→ SET TASK
Copy the records below exactly as they are written.

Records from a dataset

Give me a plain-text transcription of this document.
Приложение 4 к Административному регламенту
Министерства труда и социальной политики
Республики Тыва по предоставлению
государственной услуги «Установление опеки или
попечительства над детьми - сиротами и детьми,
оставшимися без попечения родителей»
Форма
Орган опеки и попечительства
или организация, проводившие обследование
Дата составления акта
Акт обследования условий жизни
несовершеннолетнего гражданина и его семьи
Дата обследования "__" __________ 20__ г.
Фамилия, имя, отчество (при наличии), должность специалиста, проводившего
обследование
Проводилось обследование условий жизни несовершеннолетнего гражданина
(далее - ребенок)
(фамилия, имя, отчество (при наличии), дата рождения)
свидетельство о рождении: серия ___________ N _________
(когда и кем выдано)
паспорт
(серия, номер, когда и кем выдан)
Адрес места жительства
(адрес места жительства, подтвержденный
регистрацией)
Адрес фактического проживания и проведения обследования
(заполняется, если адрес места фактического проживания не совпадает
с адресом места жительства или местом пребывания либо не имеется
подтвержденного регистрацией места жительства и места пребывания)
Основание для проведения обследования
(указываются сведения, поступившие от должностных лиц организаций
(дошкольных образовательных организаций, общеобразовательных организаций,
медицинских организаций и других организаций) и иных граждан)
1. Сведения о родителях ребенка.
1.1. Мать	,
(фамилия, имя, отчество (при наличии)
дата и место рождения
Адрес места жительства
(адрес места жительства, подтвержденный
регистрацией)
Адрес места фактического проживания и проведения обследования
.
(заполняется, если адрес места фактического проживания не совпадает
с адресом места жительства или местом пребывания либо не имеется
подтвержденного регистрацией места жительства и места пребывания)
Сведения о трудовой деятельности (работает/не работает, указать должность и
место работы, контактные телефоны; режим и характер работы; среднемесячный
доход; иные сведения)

→ FINISHED EXERCISE
Give me a plain-text transcription of this document.
Приложение 4 к Административному регламенту
Министерства труда и социальной политики
Республики Тыва по предоставлению
государственной услуги «Установление опеки или
попечительства над детьми - сиротами и детьми,
оставшимися без попечения родителей»
Форма
Орган опеки и попечительства
или организация, проводившие обследование
Дата составления акта
Акт обследования условий жизни
несовершеннолетнего гражданина и его семьи
Дата обследования "__" __________ 20__ г.
Фамилия, имя, отчество (при наличии), должность специалиста, проводившего
обследование
Проводилось обследование условий жизни несовершеннолетнего гражданина
(далее - ребенок)
(фамилия, имя, отчество (при наличии), дата рождения)
свидетельство о рождении: серия ___________ N _________
(когда и кем выдано)
паспорт
(серия, номер, когда и кем выдан)
Адрес места жительства
(адрес места жительства, подтвержденный
регистрацией)
Адрес фактического проживания и проведения обследования
(заполняется, если адрес места фактического проживания не совпадает
с адресом места жительства или местом пребывания либо не имеется
подтвержденного регистрацией места жительства и места пребывания)
Основание для проведения обследования
(указываются сведения, поступившие от должностных лиц организаций
(дошкольных образовательных организаций, общеобразовательных организаций,
медицинских организаций и других организаций) и иных граждан)
1. Сведения о родителях ребенка.
1.1. Мать	,
(фамилия, имя, отчество (при наличии)
дата и место рождения
Адрес места жительства
(адрес места жительства, подтвержденный
регистрацией)
Адрес места фактического проживания и проведения обследования
.
(заполняется, если адрес места фактического проживания не совпадает
с адресом места жительства или местом пребывания либо не имеется
подтвержденного регистрацией места жительства и места пребывания)
Сведения о трудовой деятельности (работает/не работает, указать должность и
место работы, контактные телефоны; режим и характер работы; среднемесячный
доход; иные сведения)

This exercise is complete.